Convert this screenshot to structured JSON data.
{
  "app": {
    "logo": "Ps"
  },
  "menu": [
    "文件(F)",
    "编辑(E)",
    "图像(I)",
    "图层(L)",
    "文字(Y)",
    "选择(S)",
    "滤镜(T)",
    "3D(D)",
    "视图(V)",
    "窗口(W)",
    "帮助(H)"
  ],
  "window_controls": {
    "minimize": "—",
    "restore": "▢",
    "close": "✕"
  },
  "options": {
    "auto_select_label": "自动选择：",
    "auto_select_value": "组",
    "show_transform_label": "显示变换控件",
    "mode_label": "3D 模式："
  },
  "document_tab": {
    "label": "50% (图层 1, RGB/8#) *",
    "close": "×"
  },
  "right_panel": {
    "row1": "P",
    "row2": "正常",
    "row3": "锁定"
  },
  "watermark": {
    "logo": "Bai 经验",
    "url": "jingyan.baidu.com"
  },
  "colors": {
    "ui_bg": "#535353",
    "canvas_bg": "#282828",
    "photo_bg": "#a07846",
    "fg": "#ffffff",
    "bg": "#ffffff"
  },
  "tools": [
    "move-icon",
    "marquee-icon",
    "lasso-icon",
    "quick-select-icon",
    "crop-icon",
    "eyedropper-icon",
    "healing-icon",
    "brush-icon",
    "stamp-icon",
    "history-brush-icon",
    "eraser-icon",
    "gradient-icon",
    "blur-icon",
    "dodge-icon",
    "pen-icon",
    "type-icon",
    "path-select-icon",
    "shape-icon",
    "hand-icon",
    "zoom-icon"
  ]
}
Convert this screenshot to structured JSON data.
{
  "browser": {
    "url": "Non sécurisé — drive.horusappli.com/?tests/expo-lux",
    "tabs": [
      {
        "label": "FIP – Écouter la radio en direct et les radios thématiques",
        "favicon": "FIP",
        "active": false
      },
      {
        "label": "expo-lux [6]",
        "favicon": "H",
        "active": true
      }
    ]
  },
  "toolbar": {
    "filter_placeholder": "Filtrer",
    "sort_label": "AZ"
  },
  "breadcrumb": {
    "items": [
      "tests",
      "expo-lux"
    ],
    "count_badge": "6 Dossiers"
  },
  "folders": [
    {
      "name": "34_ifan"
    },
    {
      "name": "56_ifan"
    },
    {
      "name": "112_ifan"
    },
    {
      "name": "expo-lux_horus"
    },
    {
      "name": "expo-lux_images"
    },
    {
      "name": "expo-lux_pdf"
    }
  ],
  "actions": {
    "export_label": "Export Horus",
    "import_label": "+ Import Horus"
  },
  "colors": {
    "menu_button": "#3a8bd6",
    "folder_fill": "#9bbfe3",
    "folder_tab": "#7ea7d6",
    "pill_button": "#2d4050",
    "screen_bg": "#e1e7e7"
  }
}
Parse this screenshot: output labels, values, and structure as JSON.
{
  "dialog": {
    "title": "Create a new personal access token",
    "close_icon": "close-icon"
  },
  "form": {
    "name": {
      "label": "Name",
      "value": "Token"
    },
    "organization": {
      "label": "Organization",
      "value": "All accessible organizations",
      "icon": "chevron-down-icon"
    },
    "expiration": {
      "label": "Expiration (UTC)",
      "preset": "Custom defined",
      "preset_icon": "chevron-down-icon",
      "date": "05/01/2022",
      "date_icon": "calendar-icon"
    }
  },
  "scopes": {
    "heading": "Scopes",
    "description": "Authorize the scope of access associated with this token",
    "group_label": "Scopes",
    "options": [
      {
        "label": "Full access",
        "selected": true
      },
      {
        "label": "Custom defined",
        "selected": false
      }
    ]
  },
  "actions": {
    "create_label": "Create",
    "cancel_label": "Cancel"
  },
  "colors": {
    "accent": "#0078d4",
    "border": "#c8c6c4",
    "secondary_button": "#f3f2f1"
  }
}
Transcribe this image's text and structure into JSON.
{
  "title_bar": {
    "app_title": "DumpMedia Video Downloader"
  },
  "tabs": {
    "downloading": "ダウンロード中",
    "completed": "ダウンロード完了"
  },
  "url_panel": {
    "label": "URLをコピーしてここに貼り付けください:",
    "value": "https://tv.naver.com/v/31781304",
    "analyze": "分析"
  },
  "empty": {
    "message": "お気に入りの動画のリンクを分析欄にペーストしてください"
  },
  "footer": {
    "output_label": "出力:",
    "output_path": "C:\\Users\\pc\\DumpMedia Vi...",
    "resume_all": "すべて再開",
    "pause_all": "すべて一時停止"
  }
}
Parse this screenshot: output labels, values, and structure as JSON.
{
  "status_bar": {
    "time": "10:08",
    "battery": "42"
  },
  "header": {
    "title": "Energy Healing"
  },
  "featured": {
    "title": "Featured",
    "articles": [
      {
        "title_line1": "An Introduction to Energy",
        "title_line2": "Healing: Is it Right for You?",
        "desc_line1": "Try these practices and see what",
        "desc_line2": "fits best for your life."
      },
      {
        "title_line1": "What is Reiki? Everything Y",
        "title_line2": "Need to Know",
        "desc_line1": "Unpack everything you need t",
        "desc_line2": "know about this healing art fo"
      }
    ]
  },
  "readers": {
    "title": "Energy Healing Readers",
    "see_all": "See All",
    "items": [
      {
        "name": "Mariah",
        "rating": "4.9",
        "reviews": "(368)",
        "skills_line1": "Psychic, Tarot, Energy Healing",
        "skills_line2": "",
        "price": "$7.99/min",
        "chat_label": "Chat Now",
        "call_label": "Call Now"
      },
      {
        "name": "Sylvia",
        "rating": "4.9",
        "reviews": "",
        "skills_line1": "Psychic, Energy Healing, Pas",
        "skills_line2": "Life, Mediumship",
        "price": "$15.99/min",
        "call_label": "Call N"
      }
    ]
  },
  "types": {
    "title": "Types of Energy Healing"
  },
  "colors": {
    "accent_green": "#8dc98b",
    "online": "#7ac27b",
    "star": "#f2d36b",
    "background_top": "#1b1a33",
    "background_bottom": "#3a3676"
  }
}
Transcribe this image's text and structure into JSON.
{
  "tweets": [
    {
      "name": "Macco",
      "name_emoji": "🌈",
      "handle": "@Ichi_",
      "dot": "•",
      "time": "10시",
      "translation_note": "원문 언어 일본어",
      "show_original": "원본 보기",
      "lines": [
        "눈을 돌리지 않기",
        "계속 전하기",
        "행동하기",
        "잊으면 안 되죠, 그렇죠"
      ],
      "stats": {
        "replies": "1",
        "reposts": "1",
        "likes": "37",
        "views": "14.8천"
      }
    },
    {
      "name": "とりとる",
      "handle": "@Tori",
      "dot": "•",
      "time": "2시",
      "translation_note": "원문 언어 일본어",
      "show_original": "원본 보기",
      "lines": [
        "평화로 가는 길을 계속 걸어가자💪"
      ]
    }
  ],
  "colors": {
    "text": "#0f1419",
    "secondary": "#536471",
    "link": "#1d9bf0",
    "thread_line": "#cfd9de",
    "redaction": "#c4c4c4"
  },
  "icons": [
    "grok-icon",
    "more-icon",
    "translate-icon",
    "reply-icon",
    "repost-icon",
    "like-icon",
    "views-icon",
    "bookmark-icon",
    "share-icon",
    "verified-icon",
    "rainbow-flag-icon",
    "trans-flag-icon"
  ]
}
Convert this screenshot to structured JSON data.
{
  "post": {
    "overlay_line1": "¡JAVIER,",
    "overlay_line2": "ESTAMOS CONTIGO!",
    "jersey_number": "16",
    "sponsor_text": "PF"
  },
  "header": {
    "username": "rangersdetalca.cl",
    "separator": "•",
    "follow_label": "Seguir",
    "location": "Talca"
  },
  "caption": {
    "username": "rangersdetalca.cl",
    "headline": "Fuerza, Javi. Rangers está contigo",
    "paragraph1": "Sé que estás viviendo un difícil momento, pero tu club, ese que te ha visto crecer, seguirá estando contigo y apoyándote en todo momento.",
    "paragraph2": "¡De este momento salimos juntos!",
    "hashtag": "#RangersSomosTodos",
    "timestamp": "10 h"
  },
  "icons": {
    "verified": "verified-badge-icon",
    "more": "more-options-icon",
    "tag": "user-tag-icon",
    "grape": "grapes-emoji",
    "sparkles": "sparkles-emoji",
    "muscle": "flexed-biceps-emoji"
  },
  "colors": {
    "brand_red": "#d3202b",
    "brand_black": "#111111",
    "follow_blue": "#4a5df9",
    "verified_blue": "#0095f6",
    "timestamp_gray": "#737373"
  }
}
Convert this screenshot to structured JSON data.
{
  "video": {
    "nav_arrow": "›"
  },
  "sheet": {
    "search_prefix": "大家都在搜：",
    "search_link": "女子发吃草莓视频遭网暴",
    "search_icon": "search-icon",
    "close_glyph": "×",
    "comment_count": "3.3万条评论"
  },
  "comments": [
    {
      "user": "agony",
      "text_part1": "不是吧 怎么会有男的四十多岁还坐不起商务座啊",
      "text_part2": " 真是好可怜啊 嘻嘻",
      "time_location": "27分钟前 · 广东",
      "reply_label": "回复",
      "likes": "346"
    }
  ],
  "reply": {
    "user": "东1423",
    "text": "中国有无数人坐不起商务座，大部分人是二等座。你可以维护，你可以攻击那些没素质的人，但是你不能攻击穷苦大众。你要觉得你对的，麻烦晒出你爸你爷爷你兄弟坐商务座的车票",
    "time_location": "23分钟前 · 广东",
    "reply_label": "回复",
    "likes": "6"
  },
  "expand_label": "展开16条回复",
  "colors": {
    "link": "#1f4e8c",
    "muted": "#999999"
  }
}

····················

→ EXERCISE DIRECTIONS: Lines that hold "Psychic" are the ones to copy; find all of them.

→ COMPLETE ANSWER:
        "skills_line1": "Psychic, Tarot, Energy Healing",
        "skills_line1": "Psychic, Energy Healing, Pas",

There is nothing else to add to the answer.